Which lines below hold the word "title"? Report each one.

# start of EXTRACTED DATA

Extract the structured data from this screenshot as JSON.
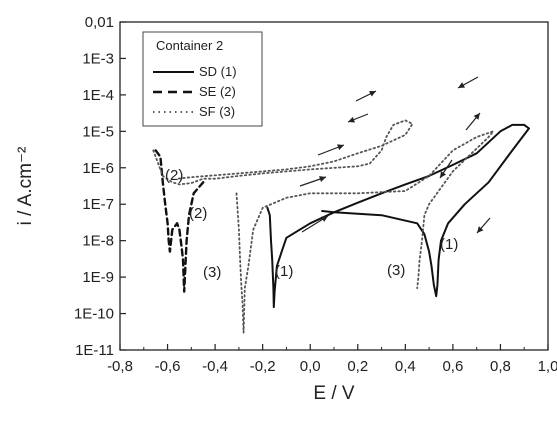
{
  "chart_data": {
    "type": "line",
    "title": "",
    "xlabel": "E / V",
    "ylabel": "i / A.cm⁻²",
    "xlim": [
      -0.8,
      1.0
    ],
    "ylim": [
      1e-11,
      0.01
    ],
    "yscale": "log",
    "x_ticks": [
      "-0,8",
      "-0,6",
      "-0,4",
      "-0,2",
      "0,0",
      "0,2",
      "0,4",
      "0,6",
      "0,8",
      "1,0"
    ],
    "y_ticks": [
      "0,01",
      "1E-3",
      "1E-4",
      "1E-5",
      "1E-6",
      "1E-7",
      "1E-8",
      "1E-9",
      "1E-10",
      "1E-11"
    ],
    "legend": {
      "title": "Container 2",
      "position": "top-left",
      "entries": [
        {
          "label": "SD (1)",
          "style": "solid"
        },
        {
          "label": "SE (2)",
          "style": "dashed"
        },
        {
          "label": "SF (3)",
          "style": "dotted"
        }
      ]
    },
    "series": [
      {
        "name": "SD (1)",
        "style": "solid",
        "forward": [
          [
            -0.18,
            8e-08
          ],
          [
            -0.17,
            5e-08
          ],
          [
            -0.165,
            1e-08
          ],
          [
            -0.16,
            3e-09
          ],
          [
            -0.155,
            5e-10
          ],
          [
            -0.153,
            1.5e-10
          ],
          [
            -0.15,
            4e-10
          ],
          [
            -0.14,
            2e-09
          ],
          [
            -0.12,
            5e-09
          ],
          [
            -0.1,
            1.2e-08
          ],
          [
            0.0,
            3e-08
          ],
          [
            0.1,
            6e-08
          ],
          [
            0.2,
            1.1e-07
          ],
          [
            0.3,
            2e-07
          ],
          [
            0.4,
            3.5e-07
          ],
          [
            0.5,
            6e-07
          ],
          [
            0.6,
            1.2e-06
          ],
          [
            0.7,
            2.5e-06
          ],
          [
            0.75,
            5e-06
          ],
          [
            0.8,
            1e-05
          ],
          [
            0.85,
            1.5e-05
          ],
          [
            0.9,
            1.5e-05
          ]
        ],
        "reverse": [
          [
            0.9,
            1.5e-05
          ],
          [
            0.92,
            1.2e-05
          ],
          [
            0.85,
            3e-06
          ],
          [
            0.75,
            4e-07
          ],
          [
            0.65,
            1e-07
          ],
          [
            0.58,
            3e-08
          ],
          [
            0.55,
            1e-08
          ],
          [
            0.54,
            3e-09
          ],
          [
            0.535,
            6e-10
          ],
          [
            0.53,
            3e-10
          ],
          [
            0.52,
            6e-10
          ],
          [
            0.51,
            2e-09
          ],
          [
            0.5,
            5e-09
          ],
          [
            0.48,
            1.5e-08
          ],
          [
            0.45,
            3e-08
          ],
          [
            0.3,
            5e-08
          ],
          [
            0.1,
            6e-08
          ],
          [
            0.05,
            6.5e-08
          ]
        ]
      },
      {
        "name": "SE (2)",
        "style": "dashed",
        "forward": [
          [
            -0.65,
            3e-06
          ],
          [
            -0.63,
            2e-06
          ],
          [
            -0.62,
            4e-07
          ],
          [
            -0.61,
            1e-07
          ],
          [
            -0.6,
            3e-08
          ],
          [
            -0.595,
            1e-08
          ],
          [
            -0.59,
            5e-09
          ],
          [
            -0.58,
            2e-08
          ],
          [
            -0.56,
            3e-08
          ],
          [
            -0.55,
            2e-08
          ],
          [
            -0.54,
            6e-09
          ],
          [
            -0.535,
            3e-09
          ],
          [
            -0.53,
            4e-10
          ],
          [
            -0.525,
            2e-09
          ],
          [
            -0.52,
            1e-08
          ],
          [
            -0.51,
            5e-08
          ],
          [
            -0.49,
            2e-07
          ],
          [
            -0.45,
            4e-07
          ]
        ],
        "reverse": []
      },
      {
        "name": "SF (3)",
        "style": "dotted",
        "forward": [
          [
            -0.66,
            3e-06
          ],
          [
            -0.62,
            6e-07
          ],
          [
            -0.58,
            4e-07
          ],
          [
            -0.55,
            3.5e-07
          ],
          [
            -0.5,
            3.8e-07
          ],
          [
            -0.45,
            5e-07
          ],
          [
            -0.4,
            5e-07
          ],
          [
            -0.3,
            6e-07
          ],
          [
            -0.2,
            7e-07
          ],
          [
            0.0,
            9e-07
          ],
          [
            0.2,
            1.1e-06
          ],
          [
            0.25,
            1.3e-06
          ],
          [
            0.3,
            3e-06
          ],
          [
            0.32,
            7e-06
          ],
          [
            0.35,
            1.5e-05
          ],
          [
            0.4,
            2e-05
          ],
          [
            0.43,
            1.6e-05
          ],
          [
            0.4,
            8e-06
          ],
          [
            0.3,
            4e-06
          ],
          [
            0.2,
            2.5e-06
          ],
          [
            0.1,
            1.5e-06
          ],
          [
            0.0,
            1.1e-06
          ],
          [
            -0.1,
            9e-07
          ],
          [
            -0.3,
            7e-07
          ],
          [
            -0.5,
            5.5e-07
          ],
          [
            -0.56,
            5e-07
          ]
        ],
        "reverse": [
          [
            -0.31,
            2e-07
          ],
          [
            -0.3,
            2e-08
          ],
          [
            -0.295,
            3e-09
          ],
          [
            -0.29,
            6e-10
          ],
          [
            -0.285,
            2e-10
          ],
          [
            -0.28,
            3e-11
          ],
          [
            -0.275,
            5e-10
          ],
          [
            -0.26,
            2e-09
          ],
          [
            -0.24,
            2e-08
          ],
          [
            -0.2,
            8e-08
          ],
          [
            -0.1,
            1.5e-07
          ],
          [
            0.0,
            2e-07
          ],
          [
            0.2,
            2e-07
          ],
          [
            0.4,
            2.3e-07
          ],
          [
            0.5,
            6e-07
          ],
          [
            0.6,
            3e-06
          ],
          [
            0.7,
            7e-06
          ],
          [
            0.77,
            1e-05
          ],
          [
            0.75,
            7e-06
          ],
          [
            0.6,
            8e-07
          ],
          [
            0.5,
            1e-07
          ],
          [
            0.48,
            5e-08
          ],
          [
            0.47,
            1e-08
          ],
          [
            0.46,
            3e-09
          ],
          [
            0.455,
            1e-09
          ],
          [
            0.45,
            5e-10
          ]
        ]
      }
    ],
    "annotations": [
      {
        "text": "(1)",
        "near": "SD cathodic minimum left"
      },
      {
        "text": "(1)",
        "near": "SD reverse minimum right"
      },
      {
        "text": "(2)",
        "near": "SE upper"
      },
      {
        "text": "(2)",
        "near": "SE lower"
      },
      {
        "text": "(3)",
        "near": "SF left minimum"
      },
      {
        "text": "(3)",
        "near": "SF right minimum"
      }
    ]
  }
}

# end of EXTRACTED DATA
# start of EXTRACTED DATA

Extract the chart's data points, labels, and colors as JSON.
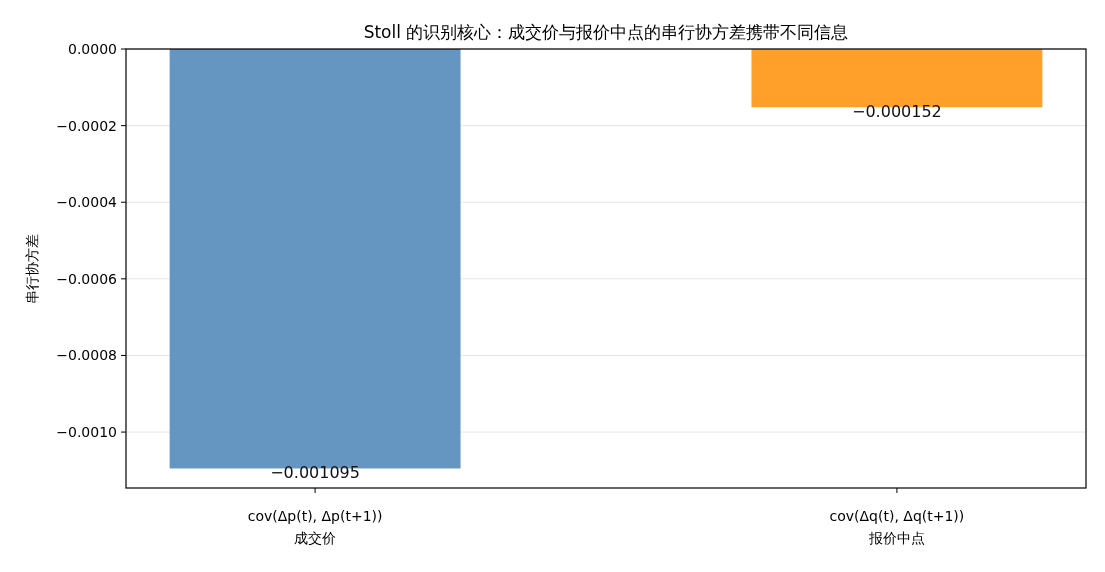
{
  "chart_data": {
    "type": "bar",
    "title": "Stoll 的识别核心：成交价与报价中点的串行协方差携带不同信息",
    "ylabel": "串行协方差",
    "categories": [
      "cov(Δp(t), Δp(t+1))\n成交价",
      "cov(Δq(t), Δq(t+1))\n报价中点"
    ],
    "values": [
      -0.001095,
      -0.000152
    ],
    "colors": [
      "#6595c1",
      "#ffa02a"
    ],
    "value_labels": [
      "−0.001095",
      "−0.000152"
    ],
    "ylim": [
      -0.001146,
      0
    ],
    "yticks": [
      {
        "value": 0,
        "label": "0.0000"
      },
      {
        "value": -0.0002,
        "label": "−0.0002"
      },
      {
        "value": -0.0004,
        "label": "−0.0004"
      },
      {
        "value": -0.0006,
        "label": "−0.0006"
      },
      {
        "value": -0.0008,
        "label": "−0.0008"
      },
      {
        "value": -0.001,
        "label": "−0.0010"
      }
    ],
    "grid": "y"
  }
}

# end of EXTRACTED DATA
# start of EXTRACTED DATA

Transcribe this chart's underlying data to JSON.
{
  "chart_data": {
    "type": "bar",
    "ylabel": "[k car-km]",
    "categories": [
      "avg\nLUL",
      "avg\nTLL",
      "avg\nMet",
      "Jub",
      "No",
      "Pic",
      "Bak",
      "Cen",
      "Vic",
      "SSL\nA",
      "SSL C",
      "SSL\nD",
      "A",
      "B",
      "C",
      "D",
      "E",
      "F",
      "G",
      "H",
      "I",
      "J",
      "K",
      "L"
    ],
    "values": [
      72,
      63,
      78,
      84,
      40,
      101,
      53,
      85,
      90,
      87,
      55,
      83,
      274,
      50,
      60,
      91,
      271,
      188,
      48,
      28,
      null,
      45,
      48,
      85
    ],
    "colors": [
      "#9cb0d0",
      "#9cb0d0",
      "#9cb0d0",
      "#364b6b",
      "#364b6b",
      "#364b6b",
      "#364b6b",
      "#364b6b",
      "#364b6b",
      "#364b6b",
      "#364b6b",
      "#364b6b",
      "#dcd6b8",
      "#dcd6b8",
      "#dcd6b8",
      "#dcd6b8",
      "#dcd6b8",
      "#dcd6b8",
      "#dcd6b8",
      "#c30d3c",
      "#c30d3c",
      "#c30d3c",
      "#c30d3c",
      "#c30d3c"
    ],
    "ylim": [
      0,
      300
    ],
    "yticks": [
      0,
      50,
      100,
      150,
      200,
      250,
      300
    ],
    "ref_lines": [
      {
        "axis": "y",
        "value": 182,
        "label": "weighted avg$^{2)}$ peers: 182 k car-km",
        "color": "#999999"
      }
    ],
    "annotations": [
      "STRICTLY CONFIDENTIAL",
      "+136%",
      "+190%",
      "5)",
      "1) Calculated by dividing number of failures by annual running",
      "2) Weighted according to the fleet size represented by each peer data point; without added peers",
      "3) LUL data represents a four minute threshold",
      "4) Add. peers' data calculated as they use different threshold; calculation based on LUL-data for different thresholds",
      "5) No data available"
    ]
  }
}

# end of EXTRACTED DATA

## ANSWER FOR THIS EXERCISE
    "title": "",
      "title": "Container 2",
    "title": "Stoll 的识别核心：成交价与报价中点的串行协方差携带不同信息",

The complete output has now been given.